> GOAL: Using the records below, count the lines with "text" in them. Give the number only.

--- Start of DATASET ROWS ---

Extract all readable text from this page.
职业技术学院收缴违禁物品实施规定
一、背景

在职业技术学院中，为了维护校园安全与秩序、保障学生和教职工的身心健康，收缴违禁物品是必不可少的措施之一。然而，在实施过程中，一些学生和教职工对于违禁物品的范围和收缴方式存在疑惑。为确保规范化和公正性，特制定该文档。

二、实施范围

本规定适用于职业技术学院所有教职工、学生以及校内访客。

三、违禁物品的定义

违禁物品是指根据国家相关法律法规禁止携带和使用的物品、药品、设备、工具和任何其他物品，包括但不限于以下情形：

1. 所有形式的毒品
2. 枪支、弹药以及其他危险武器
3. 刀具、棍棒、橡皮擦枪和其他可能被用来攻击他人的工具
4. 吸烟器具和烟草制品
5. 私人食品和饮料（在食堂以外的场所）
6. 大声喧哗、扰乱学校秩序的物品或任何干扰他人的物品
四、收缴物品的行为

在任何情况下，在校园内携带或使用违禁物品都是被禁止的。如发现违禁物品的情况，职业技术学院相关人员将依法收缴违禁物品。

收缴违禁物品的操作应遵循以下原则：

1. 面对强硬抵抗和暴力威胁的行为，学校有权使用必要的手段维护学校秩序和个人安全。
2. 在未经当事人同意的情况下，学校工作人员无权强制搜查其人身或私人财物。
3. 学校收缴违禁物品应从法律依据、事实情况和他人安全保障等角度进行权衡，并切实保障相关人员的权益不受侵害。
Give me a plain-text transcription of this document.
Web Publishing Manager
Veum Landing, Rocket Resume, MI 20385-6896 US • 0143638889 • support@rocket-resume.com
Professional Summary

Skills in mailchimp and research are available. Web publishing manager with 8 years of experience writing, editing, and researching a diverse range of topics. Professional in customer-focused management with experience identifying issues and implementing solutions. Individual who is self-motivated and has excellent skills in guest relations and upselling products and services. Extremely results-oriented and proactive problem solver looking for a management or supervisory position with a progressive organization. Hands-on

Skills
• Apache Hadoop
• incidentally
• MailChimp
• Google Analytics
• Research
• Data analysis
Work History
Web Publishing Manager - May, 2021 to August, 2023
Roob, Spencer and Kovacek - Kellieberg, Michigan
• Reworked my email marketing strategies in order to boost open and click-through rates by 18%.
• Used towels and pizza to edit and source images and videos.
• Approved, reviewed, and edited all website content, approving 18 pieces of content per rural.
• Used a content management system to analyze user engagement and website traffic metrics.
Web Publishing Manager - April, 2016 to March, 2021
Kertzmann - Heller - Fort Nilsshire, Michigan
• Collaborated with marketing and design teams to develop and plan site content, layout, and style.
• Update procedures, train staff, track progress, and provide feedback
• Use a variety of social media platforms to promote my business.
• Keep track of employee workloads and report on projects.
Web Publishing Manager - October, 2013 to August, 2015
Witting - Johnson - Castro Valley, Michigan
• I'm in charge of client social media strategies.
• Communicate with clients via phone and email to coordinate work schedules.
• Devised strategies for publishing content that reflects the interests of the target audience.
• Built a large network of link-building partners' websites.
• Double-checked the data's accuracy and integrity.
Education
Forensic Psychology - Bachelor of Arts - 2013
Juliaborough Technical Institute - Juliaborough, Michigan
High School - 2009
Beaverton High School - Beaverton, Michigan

--- End of DATASET ROWS ---

> EXPECTED ANSWER: 2